[Items listed in a dataset]

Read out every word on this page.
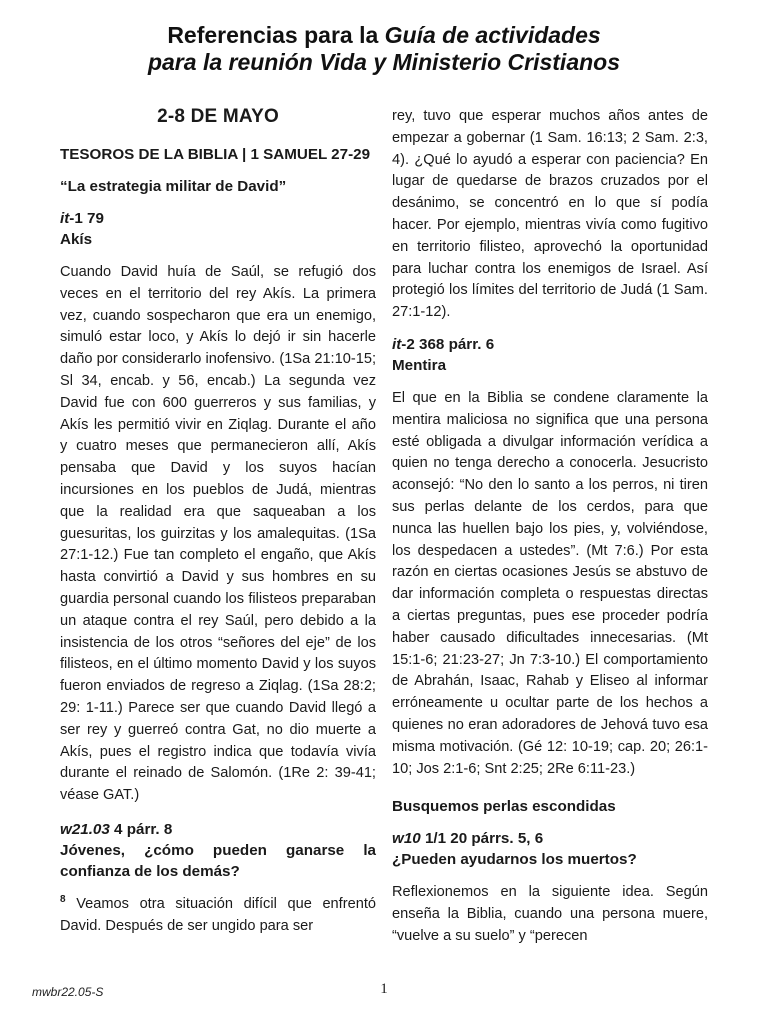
Referencias para la Guía de actividades
para la reunión Vida y Ministerio Cristianos
2-8 DE MAYO
TESOROS DE LA BIBLIA | 1 SAMUEL 27-29
“La estrategia militar de David”
it-1 79
Akís

Cuando David huía de Saúl, se refugió dos veces en el territorio del rey Akís. La primera vez, cuando sospecharon que era un enemigo, simuló estar loco, y Akís lo dejó ir sin hacerle daño por considerarlo inofensivo. (1Sa 21:10-15; Sl 34, encab. y 56, encab.) La segunda vez David fue con 600 guerreros y sus familias, y Akís les permitió vivir en Ziqlag. Durante el año y cuatro meses que permanecieron allí, Akís pensaba que David y los suyos hacían incursiones en los pueblos de Judá, mientras que la realidad era que saqueaban a los guesuritas, los guirzitas y los amalequitas. (1Sa 27:1-12.) Fue tan completo el engaño, que Akís hasta convirtió a David y sus hombres en su guardia personal cuando los filisteos preparaban un ataque contra el rey Saúl, pero debido a la insistencia de los otros “señores del eje” de los filisteos, en el último momento David y los suyos fueron enviados de regreso a Ziqlag. (1Sa 28:2; 29: 1-11.) Parece ser que cuando David llegó a ser rey y guerreó contra Gat, no dio muerte a Akís, pues el registro indica que todavía vivía durante el reinado de Salomón. (1Re 2: 39-41; véase GAT.)

w21.03 4 párr. 8
Jóvenes, ¿cómo pueden ganarse la confianza de los demás?

$^8$ Veamos otra situación difícil que enfrentó David. Después de ser ungido para ser

rey, tuvo que esperar muchos años antes de empezar a gobernar (1 Sam. 16:13; 2 Sam. 2:3, 4). ¿Qué lo ayudó a esperar con paciencia? En lugar de quedarse de brazos cruzados por el desánimo, se concentró en lo que sí podía hacer. Por ejemplo, mientras vivía como fugitivo en territorio filisteo, aprovechó la oportunidad para luchar contra los enemigos de Israel. Así protegió los límites del territorio de Judá (1 Sam. 27:1-12).

it-2 368 párr. 6
Mentira

El que en la Biblia se condene claramente la mentira maliciosa no significa que una persona esté obligada a divulgar información verídica a quien no tenga derecho a conocerla. Jesucristo aconsejó: “No den lo santo a los perros, ni tiren sus perlas delante de los cerdos, para que nunca las huellen bajo los pies, y, volviéndose, los despedacen a ustedes”. (Mt 7:6.) Por esta razón en ciertas ocasiones Jesús se abstuvo de dar información completa o respuestas directas a ciertas preguntas, pues ese proceder podría haber causado dificultades innecesarias. (Mt 15:1-6; 21:23-27; Jn 7:3-10.) El comportamiento de Abrahán, Isaac, Rahab y Eliseo al informar erróneamente u ocultar parte de los hechos a quienes no eran adoradores de Jehová tuvo esa misma motivación. (Gé 12: 10-19; cap. 20; 26:1-10; Jos 2:1-6; Snt 2:25; 2Re 6:11-23.)

Busquemos perlas escondidas
w10 1/1 20 párrs. 5, 6
¿Pueden ayudarnos los muertos?

Reflexionemos en la siguiente idea. Según enseña la Biblia, cuando una persona muere, “vuelve a su suelo” y “perecen

mwbr22.05-S	1
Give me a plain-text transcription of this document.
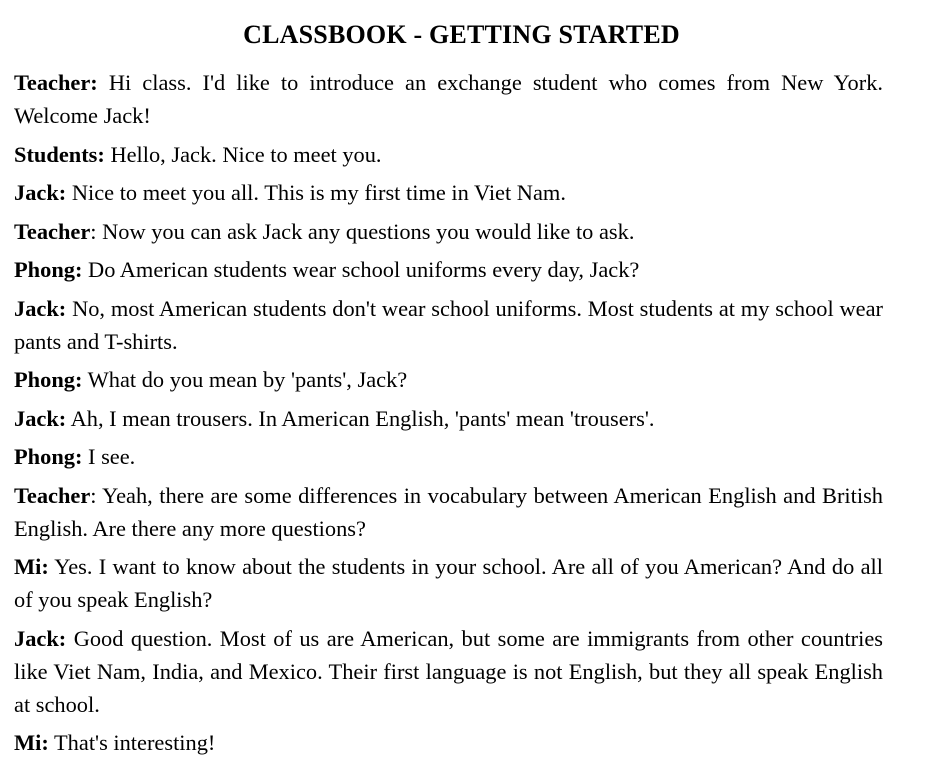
CLASSBOOK - GETTING STARTED

Teacher: Hi class. I'd like to introduce an exchange student who comes from New York. Welcome Jack!

Students: Hello, Jack. Nice to meet you.

Jack: Nice to meet you all. This is my first time in Viet Nam.

Teacher: Now you can ask Jack any questions you would like to ask.

Phong: Do American students wear school uniforms every day, Jack?

Jack: No, most American students don't wear school uniforms. Most students at my school wear pants and T-shirts.

Phong: What do you mean by 'pants', Jack?

Jack: Ah, I mean trousers. In American English, 'pants' mean 'trousers'.

Phong: I see.

Teacher: Yeah, there are some differences in vocabulary between American English and British English. Are there any more questions?

Mi: Yes. I want to know about the students in your school. Are all of you American? And do all of you speak English?

Jack: Good question. Most of us are American, but some are immigrants from other countries like Viet Nam, India, and Mexico. Their first language is not English, but they all speak English at school.

Mi: That's interesting!
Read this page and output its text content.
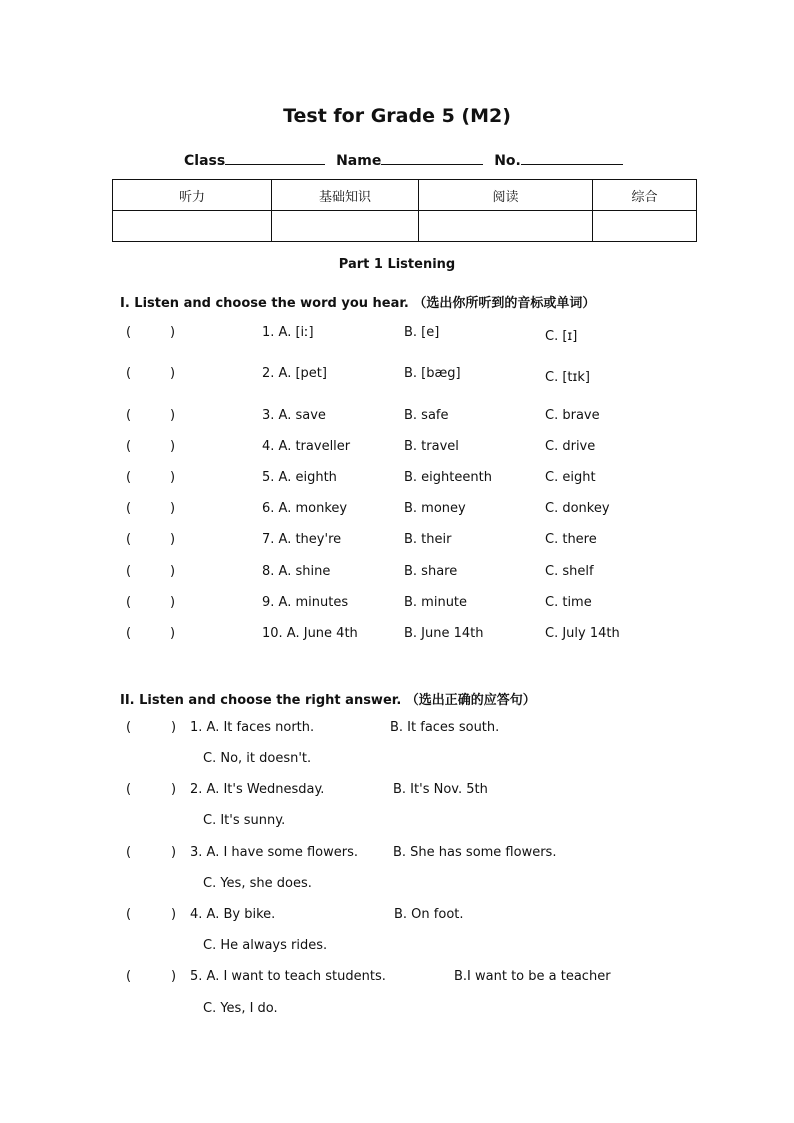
Test for Grade 5 (M2)
Class	Name	No.
听力	基础知识	阅读	综合

Part 1 Listening
I. Listen and choose the word you hear. （选出你所听到的音标或单词）
(	)	1. A. [iː]	B. [e]	C. [ɪ]
(	)	2. A. [pet]	B. [bæg]	C. [tɪk]
(	)	3. A. save	B. safe	C. brave
(	)	4. A. traveller	B. travel	C. drive
(	)	5. A. eighth	B. eighteenth	C. eight
(	)	6. A. monkey	B. money	C. donkey
(	)	7. A. they're	B. their	C. there
(	)	8. A. shine	B. share	C. shelf
(	)	9. A. minutes	B. minute	C. time
(	)	10. A. June 4th	B. June 14th	C. July 14th
II. Listen and choose the right answer. （选出正确的应答句）
(	) 1. A. It faces north.	B. It faces south.
C. No, it doesn't.
(	) 2. A. It's Wednesday.	B. It's Nov. 5th
C. It's sunny.
(	) 3. A. I have some flowers.	B. She has some flowers.
C. Yes, she does.
(	) 4. A. By bike.	B. On foot.
C. He always rides.
(	) 5. A. I want to teach students.	B.I want to be a teacher
C. Yes, I do.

- REQUEST
Looking at the records above, report how many lines contain the word "American". Answer with the number only.

- RESPONSE FOR THIS EXERCISE
6